TASK BRIEF: In the entries that follow, count each line containing "Mont" and state the total, nothing more.

[Data records]
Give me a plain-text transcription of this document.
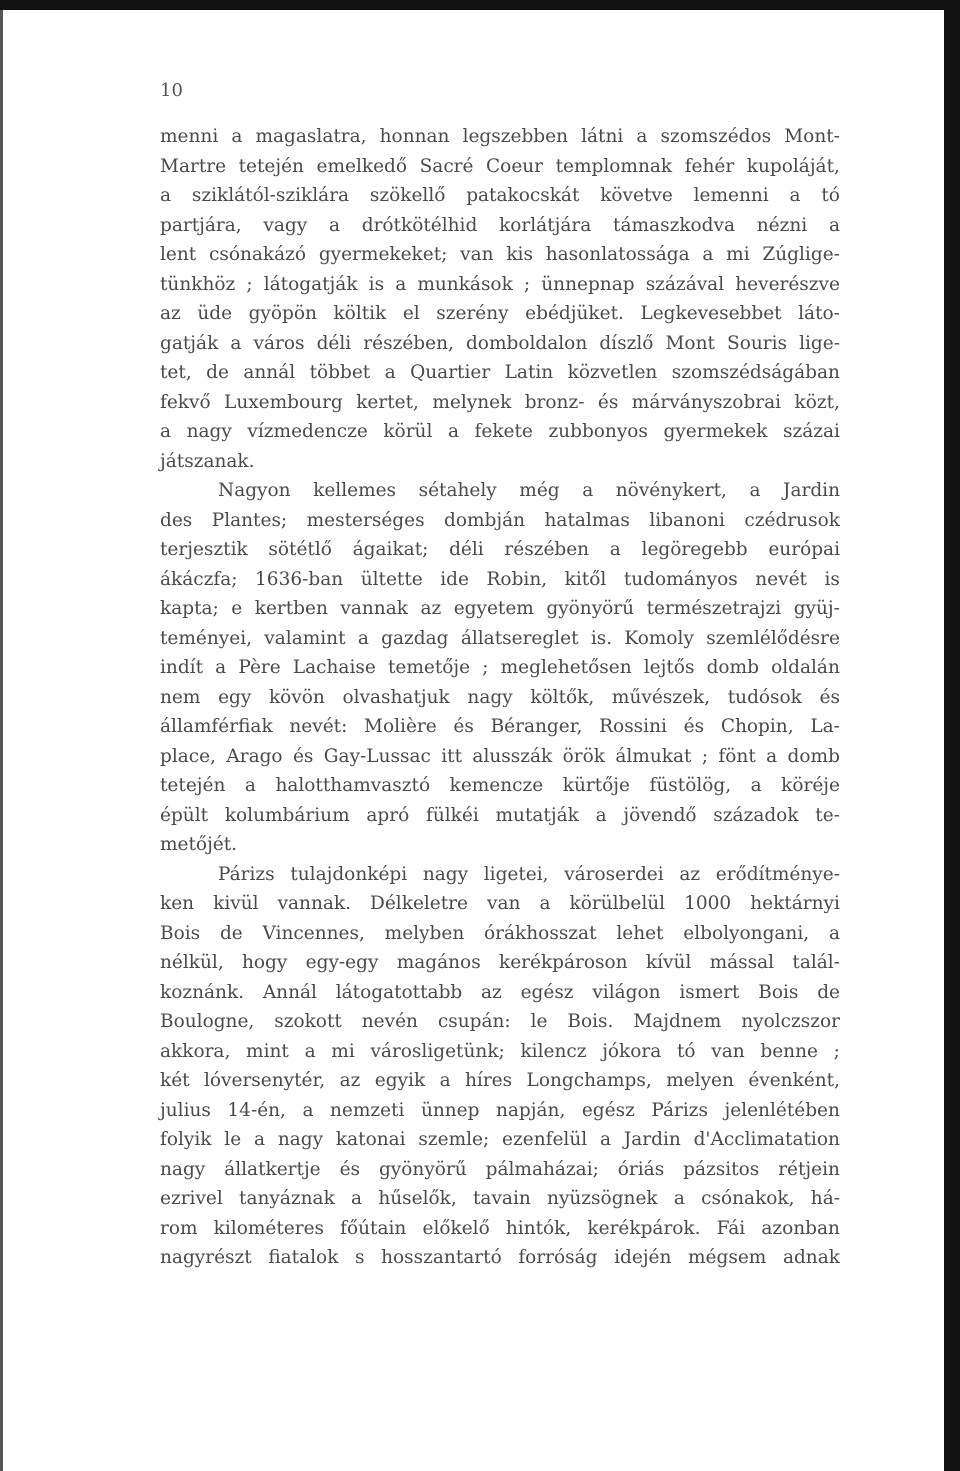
10
menni a magaslatra, honnan legszebben látni a szomszédos Mont-
Martre tetején emelkedő Sacré Coeur templomnak fehér kupoláját,
a sziklától-sziklára szökellő patakocskát követve lemenni a tó
partjára, vagy a drótkötélhid korlátjára támaszkodva nézni a
lent csónakázó gyermekeket; van kis hasonlatossága a mi Zúglige-
tünkhöz ; látogatják is a munkások ; ünnepnap százával heverészve
az üde gyöpön költik el szerény ebédjüket. Legkevesebbet láto-
gatják a város déli részében, domboldalon díszlő Mont Souris lige-
tet, de annál többet a Quartier Latin közvetlen szomszédságában
fekvő Luxembourg kertet, melynek bronz- és márványszobrai közt,
a nagy vízmedencze körül a fekete zubbonyos gyermekek százai
játszanak.
Nagyon kellemes sétahely még a növénykert, a Jardin
des Plantes; mesterséges dombján hatalmas libanoni czédrusok
terjesztik sötétlő ágaikat; déli részében a legöregebb európai
ákáczfa; 1636-ban ültette ide Robin, kitől tudományos nevét is
kapta; e kertben vannak az egyetem gyönyörű természetrajzi gyüj-
teményei, valamint a gazdag állatsereglet is. Komoly szemlélődésre
indít a Père Lachaise temetője ; meglehetősen lejtős domb oldalán
nem egy kövön olvashatjuk nagy költők, művészek, tudósok és
államférfiak nevét: Molière és Béranger, Rossini és Chopin, La-
place, Arago és Gay-Lussac itt alusszák örök álmukat ; fönt a domb
tetején a halotthamvasztó kemencze kürtője füstölög, a köréje
épült kolumbárium apró fülkéi mutatják a jövendő századok te-
metőjét.
Párizs tulajdonképi nagy ligetei, városerdei az erődítménye-
ken kivül vannak. Délkeletre van a körülbelül 1000 hektárnyi
Bois de Vincennes, melyben órákhosszat lehet elbolyongani, a
nélkül, hogy egy-egy magános kerékpároson kívül mással talál-
koznánk. Annál látogatottabb az egész világon ismert Bois de
Boulogne, szokott nevén csupán: le Bois. Majdnem nyolczszor
akkora, mint a mi városligetünk; kilencz jókora tó van benne ;
két lóversenytér, az egyik a híres Longchamps, melyen évenként,
julius 14-én, a nemzeti ünnep napján, egész Párizs jelenlétében
folyik le a nagy katonai szemle; ezenfelül a Jardin d'Acclimatation
nagy állatkertje és gyönyörű pálmaházai; óriás pázsitos rétjein
ezrivel tanyáznak a hűselők, tavain nyüzsögnek a csónakok, há-
rom kilométeres főútain előkelő hintók, kerékpárok. Fái azonban
nagyrészt fiatalok s hosszantartó forróság idején mégsem adnak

ANSWER TO THIS PROBLEM: 2